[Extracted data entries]
## START
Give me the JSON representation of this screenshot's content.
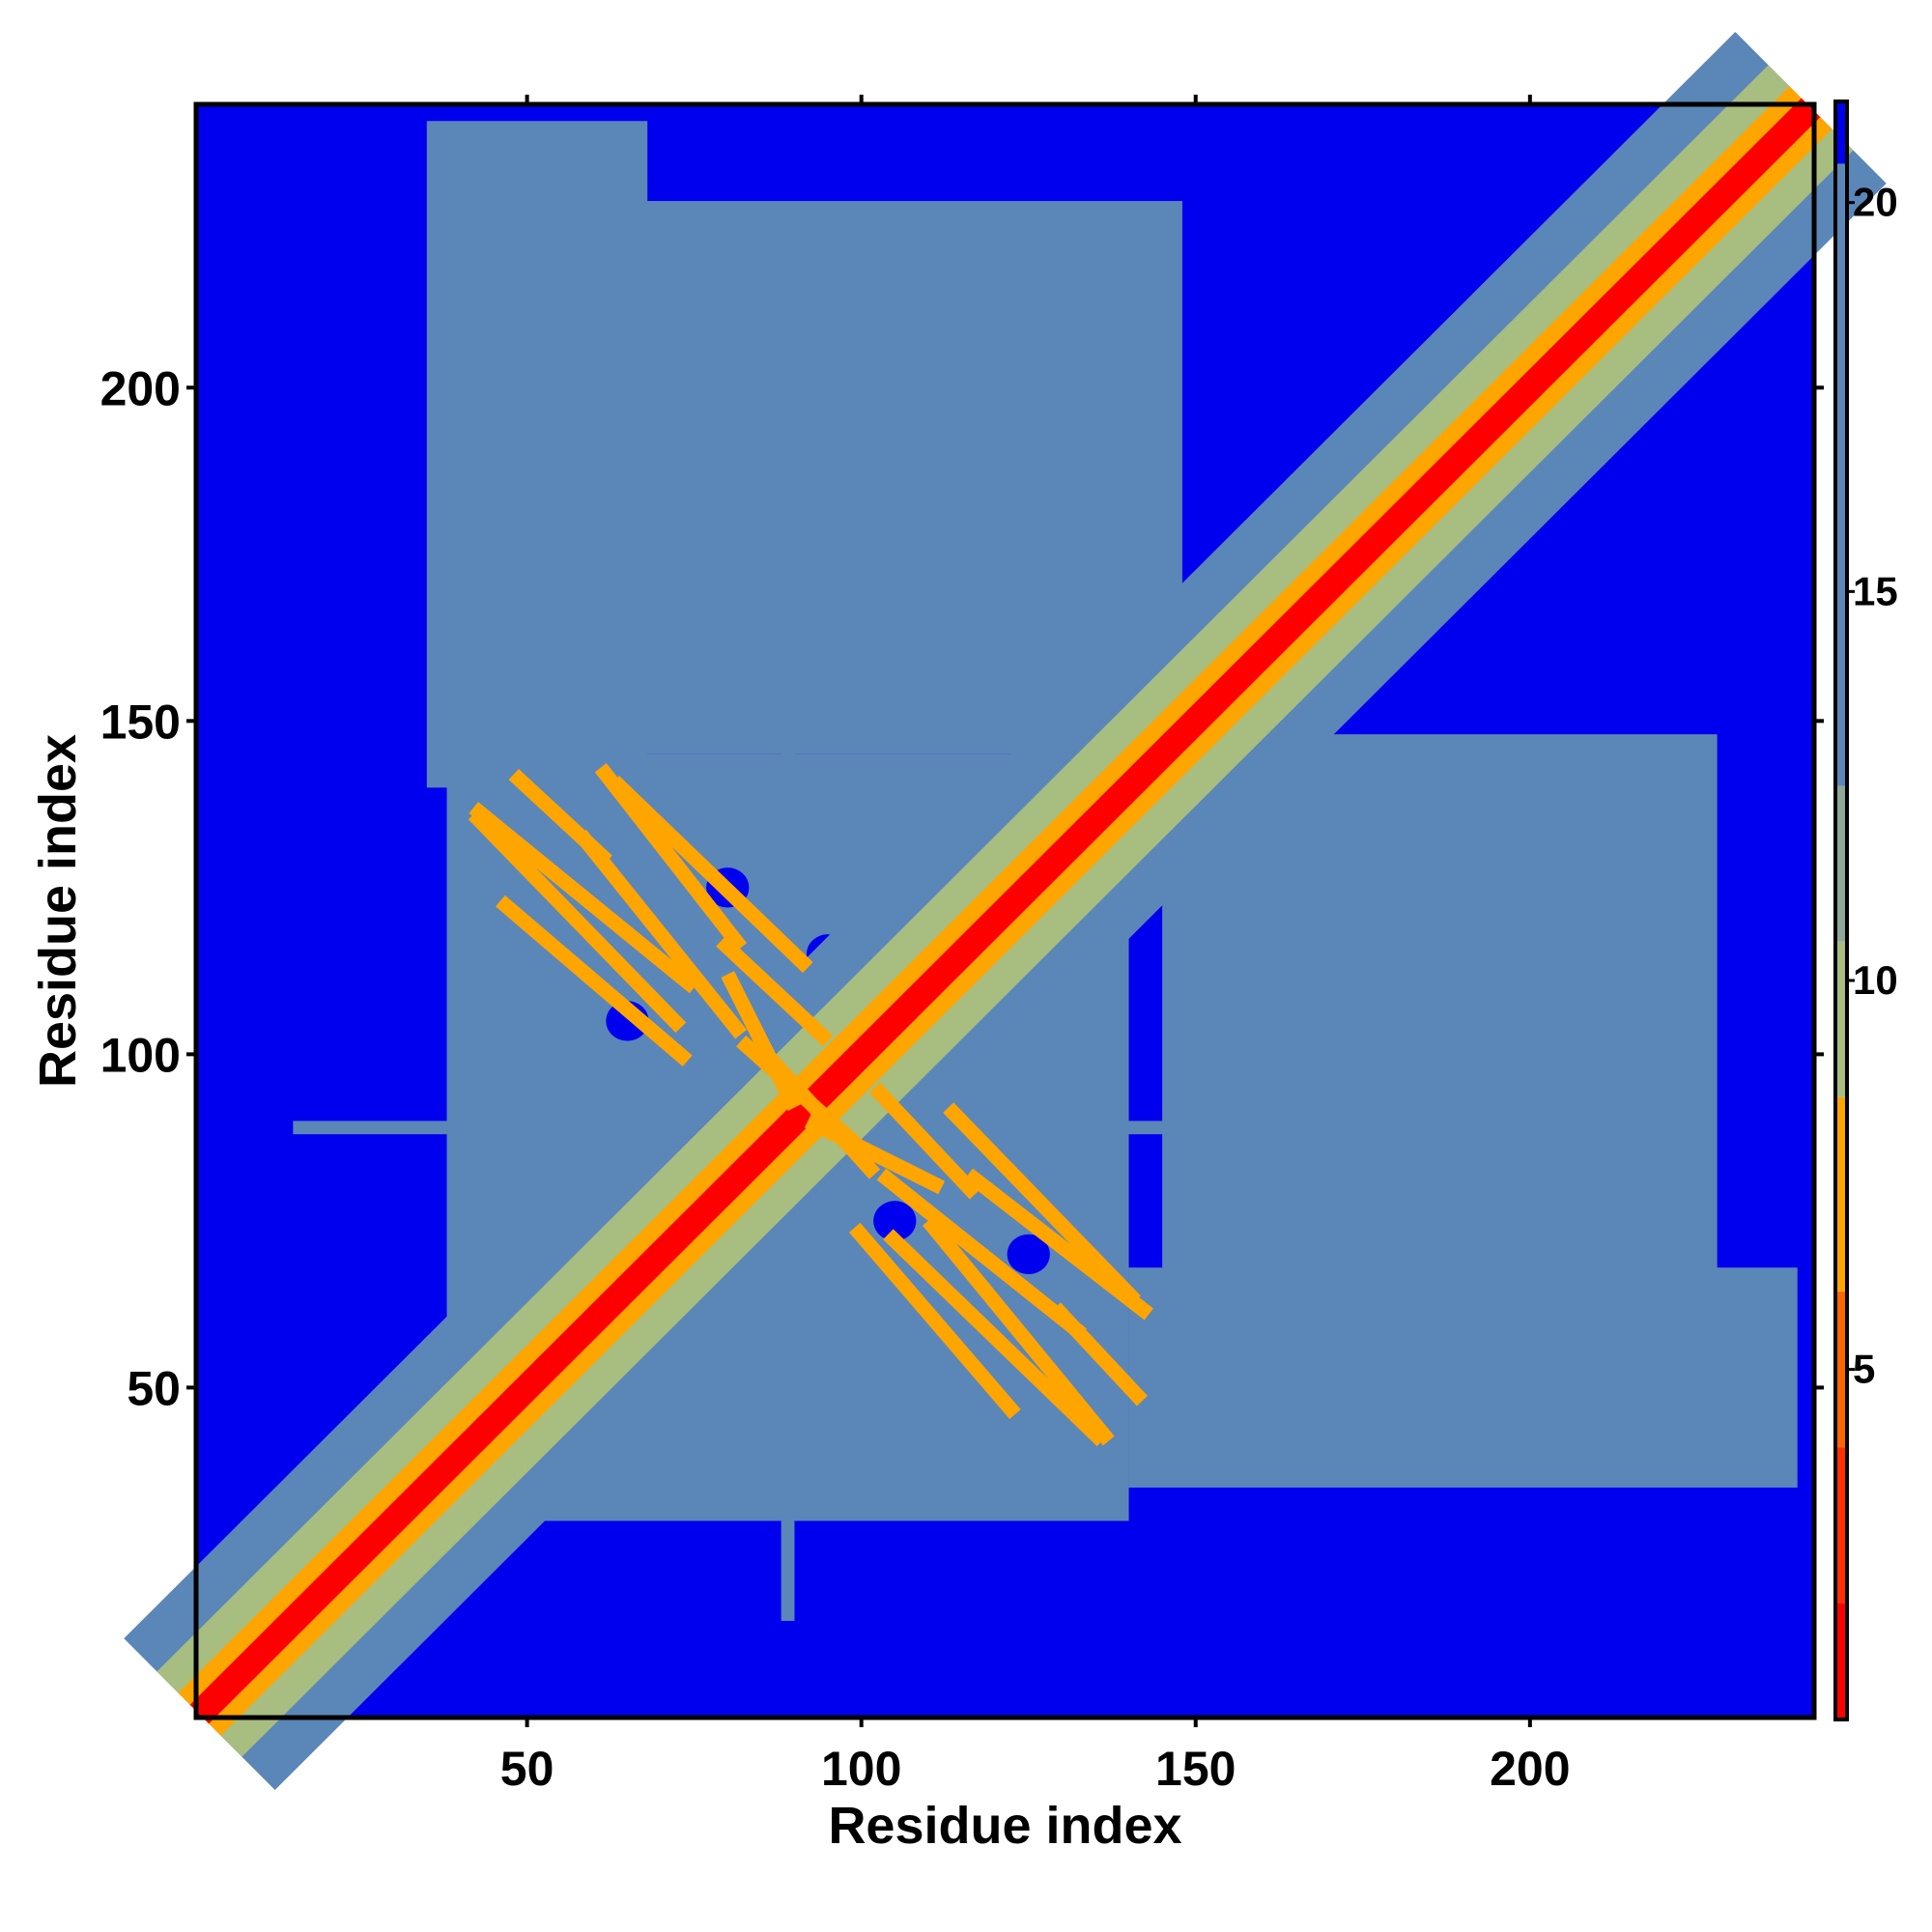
{
  "chart_data": {
    "type": "heatmap",
    "title": "",
    "xlabel": "Residue index",
    "ylabel": "Residue index",
    "xlim": [
      1,
      242
    ],
    "ylim": [
      1,
      242
    ],
    "x_ticks": [
      50,
      100,
      150,
      200
    ],
    "y_ticks": [
      50,
      100,
      150,
      200
    ],
    "colorbar": {
      "ticks": [
        5,
        10,
        15,
        20
      ],
      "range": [
        0.5,
        21.3
      ],
      "levels": [
        {
          "max": 2,
          "color": "#ff0000"
        },
        {
          "max": 4,
          "color": "#ff3000"
        },
        {
          "max": 6,
          "color": "#ff6400"
        },
        {
          "max": 8.5,
          "color": "#ffa500"
        },
        {
          "max": 10.5,
          "color": "#a8bd80"
        },
        {
          "max": 12.5,
          "color": "#8fa89a"
        },
        {
          "max": 20.5,
          "color": "#5b86b8"
        },
        {
          "max": 1000,
          "color": "#0000ee"
        }
      ]
    },
    "symmetric_blocks": [
      {
        "x": [
          145,
          228
        ],
        "y": [
          58,
          148
        ],
        "level": "#5b86b8"
      },
      {
        "x": [
          140,
          240
        ],
        "y": [
          35,
          68
        ],
        "level": "#5b86b8"
      }
    ]
  }
}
## END
(The exercise) Copy every line of the listing containing the string "Residue".

(Exercise output)
    "xlabel": "Residue index",
    "ylabel": "Residue index",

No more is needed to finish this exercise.